╭─ RECORDS FOR THE TASK

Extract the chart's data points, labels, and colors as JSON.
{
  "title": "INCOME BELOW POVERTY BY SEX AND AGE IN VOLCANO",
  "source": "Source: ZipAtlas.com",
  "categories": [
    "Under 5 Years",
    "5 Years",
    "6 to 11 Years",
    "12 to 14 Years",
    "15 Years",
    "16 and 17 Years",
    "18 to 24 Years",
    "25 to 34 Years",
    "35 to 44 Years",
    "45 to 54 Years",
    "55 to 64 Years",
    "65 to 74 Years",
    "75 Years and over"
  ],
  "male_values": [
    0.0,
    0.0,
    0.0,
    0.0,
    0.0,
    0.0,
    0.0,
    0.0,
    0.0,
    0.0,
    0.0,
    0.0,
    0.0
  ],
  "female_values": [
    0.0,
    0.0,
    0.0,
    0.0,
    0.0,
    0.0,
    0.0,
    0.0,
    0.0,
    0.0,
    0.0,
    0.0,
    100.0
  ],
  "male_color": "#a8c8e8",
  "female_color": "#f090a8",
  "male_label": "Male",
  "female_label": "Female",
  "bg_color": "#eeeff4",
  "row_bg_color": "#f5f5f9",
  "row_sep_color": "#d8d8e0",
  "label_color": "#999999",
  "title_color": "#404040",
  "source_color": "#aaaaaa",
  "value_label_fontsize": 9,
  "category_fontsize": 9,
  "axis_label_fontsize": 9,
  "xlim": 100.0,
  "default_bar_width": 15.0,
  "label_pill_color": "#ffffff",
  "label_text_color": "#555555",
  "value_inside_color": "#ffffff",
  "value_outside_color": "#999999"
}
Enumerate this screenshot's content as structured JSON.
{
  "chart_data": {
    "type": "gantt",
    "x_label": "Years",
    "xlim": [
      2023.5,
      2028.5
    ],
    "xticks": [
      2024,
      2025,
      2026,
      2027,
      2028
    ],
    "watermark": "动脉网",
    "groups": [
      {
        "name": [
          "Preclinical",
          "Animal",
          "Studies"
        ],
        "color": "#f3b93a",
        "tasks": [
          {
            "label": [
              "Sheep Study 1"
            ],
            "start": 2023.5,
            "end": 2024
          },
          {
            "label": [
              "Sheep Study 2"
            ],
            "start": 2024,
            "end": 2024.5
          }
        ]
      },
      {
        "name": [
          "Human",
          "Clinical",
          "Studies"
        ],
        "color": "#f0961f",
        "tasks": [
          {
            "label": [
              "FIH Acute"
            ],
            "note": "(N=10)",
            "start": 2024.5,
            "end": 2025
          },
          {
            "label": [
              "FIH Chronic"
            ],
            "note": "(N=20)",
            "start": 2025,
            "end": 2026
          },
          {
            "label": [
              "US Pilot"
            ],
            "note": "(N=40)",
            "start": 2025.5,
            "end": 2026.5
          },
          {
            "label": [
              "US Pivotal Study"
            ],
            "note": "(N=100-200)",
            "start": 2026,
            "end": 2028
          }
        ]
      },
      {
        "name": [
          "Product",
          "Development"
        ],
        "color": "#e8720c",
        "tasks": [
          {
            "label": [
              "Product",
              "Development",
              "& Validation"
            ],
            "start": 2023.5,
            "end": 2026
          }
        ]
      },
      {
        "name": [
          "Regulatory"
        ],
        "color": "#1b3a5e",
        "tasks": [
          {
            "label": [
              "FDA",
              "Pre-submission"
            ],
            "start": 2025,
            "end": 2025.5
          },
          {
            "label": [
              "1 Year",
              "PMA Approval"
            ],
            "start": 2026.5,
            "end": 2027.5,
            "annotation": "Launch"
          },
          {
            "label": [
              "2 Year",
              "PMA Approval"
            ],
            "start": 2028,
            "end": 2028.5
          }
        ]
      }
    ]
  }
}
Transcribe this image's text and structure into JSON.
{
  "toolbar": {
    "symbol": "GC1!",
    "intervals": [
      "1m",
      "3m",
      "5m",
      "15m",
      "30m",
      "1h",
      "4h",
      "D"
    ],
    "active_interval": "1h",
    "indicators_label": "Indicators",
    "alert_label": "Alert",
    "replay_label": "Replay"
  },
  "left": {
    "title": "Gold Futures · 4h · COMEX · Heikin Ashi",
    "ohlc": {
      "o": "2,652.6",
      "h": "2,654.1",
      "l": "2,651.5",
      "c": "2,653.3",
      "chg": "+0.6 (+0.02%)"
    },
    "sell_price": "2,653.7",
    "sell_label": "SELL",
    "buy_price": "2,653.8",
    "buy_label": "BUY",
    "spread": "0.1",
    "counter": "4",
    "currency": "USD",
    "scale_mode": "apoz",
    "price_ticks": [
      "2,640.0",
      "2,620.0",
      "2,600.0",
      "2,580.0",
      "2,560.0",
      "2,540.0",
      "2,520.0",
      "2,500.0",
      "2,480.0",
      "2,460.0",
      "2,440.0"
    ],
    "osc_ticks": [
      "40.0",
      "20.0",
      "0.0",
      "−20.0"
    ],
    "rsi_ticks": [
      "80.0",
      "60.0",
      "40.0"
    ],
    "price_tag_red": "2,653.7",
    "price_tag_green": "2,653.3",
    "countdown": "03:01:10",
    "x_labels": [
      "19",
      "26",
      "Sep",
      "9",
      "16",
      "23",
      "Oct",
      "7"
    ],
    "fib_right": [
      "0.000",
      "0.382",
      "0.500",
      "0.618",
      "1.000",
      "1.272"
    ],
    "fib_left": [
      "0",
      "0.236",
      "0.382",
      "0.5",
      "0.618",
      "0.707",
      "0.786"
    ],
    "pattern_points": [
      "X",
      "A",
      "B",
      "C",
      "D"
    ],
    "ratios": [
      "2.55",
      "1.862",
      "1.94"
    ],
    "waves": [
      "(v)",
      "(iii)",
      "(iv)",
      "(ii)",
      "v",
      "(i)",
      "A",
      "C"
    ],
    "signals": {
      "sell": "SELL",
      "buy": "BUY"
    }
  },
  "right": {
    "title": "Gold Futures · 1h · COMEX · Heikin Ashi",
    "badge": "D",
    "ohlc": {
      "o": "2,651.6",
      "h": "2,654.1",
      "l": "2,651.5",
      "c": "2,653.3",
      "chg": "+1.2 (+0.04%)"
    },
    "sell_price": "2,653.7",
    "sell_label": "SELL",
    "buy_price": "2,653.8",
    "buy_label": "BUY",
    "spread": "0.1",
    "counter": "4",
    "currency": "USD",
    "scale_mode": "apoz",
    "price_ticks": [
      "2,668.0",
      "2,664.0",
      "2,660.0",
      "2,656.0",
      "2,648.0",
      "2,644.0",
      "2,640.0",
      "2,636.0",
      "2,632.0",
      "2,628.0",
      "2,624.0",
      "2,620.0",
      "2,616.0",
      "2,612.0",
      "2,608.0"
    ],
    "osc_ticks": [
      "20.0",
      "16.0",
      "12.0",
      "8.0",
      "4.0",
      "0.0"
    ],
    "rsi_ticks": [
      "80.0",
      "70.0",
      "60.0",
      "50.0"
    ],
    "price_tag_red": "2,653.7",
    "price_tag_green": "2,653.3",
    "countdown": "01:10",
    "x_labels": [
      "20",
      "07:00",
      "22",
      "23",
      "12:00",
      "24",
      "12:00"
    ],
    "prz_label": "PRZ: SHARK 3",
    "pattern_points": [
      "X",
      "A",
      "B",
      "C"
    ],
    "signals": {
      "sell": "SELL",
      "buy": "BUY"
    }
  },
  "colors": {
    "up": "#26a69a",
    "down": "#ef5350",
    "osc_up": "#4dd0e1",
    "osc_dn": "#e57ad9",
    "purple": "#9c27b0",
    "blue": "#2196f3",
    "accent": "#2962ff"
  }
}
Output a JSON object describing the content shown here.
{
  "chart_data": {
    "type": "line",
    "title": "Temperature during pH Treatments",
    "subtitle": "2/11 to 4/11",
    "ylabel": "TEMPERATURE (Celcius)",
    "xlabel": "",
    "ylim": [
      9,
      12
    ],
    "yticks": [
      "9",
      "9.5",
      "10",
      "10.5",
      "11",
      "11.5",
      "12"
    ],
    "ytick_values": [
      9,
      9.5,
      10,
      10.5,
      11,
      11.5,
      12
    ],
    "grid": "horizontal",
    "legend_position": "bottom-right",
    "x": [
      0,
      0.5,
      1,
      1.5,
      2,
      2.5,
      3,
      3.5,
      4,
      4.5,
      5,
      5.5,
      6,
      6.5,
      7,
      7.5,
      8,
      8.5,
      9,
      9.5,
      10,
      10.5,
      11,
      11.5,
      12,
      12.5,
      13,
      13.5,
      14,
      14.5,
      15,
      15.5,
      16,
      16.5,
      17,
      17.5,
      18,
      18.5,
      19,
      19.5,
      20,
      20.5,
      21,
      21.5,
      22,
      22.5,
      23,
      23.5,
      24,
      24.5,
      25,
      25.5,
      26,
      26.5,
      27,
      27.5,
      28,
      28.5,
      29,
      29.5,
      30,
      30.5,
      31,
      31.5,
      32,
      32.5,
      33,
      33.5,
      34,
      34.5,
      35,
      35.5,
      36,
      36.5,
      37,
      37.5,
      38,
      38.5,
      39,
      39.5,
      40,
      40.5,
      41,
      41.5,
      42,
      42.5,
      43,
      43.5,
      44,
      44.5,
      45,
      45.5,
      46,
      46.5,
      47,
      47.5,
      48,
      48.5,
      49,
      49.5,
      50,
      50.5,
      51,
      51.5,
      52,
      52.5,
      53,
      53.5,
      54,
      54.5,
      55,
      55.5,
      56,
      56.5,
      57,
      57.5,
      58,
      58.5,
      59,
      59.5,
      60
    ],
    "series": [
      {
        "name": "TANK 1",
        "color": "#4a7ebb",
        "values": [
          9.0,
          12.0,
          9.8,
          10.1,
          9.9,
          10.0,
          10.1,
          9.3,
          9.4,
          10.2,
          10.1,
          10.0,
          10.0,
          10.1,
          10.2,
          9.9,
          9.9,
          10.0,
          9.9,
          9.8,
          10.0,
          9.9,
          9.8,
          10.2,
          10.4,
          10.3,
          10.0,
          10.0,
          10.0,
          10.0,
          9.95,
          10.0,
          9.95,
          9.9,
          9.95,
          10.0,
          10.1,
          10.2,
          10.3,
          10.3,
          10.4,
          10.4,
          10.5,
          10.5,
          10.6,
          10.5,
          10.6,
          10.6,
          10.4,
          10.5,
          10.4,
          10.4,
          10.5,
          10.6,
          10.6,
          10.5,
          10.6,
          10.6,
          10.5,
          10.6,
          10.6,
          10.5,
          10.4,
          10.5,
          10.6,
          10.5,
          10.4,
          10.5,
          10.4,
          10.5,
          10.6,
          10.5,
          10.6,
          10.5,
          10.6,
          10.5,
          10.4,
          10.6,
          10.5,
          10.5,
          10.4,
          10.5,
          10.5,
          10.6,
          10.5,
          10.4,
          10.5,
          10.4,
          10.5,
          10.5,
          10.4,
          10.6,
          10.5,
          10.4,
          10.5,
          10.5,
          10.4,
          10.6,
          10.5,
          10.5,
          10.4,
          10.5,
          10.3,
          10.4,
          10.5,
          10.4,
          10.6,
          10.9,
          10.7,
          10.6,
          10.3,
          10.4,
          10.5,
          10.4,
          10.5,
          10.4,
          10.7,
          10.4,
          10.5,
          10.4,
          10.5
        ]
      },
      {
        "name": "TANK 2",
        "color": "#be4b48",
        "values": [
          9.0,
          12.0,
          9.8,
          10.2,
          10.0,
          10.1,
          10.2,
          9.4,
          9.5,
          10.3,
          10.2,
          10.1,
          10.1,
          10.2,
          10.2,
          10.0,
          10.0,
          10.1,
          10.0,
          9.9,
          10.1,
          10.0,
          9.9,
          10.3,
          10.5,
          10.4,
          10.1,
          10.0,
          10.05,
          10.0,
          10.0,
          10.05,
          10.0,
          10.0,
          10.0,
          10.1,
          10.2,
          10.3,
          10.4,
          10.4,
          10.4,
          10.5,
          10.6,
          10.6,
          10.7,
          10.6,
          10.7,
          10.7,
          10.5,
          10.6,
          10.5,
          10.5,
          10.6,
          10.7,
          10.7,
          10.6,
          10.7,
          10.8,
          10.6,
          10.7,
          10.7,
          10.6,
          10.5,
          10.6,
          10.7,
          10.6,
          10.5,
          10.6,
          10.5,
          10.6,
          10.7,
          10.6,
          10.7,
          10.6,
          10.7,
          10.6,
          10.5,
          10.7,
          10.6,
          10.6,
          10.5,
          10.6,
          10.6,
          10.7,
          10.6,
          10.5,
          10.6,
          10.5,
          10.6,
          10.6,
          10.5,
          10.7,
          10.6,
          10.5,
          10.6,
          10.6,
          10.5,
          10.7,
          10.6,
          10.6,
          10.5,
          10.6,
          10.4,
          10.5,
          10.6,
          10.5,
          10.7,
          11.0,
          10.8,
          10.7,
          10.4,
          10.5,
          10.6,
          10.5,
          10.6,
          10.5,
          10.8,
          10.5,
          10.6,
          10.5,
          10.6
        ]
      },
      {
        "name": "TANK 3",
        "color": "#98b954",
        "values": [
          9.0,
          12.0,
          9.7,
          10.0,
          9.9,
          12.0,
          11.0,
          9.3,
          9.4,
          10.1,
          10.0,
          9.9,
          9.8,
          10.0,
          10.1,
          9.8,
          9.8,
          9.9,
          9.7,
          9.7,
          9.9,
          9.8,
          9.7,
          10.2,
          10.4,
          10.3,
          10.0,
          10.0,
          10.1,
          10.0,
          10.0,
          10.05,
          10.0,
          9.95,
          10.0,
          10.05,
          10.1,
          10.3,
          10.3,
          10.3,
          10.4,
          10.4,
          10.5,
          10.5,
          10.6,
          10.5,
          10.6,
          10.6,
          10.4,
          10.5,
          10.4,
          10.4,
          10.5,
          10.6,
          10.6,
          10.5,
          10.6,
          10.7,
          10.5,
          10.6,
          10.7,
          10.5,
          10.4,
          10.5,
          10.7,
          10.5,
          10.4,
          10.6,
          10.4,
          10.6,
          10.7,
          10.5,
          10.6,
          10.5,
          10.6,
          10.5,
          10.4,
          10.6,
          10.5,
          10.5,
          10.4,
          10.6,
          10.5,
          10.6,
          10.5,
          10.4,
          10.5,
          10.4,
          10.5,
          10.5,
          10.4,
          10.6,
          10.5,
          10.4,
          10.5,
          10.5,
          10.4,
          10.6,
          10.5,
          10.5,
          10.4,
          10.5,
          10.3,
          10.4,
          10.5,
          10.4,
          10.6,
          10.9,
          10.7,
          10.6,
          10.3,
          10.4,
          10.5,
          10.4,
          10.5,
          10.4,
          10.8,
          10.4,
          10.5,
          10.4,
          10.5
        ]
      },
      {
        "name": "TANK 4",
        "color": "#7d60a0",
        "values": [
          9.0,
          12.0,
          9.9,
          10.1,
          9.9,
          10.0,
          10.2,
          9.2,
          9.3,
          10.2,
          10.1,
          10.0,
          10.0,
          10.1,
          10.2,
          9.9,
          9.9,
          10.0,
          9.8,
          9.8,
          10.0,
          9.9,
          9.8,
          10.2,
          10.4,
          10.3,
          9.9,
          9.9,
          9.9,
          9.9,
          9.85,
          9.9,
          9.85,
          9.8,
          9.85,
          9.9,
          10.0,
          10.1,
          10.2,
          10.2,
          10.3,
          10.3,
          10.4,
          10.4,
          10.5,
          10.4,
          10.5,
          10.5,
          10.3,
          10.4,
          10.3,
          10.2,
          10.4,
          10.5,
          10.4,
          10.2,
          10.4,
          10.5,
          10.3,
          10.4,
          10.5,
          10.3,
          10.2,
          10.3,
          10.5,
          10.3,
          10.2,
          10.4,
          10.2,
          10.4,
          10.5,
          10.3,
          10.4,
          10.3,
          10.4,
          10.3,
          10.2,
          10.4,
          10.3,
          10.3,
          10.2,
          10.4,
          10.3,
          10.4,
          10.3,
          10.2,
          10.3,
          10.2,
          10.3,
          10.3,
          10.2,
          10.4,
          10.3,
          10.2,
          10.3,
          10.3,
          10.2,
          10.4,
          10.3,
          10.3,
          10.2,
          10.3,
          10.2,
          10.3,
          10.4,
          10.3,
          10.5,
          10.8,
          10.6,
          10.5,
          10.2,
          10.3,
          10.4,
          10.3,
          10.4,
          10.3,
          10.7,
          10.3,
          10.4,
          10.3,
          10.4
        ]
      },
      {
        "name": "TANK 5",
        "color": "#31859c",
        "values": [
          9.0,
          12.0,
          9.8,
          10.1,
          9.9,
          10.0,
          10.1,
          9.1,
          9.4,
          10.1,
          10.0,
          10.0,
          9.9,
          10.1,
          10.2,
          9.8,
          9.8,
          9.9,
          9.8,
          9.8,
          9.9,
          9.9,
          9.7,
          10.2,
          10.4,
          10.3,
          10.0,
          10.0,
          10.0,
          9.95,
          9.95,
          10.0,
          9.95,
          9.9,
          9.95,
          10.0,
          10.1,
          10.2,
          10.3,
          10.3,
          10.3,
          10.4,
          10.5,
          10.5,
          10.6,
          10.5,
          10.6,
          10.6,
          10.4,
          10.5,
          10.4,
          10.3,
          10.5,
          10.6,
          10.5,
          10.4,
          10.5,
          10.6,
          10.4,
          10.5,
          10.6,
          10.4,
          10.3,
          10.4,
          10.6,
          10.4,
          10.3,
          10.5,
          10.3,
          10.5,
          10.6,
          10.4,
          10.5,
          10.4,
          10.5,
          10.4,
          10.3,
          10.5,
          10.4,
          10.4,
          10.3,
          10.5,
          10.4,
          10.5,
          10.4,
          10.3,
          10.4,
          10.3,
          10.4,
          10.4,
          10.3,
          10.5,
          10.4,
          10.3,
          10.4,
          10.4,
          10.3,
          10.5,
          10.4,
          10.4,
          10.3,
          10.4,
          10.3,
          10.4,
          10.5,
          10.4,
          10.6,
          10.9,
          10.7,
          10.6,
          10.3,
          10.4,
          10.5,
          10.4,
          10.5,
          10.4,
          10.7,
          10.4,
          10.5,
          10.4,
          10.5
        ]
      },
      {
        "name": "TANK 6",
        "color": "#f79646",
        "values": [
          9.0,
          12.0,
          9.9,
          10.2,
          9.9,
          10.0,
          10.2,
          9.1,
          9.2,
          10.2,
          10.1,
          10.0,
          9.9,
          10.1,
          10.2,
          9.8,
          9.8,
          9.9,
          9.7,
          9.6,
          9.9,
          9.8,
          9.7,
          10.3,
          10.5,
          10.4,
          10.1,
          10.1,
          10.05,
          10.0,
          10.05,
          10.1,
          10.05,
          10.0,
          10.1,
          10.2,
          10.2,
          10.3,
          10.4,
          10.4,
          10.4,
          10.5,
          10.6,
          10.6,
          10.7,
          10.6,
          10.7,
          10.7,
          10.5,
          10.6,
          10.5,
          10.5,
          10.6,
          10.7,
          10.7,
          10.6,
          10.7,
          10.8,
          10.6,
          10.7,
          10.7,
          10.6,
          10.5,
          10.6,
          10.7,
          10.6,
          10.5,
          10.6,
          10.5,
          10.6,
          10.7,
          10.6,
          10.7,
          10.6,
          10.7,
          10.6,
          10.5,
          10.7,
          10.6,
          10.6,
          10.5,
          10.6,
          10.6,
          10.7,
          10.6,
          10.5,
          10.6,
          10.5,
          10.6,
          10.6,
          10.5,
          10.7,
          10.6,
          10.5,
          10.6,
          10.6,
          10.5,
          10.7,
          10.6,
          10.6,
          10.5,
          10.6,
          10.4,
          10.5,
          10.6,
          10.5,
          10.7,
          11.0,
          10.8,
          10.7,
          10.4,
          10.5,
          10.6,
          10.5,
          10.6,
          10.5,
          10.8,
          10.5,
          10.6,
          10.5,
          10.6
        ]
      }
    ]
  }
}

╰─

- **STATED PROBLEM**:
The answer is a single number: how many lines include the word "Heikin"?

- **OUTPUT**:
2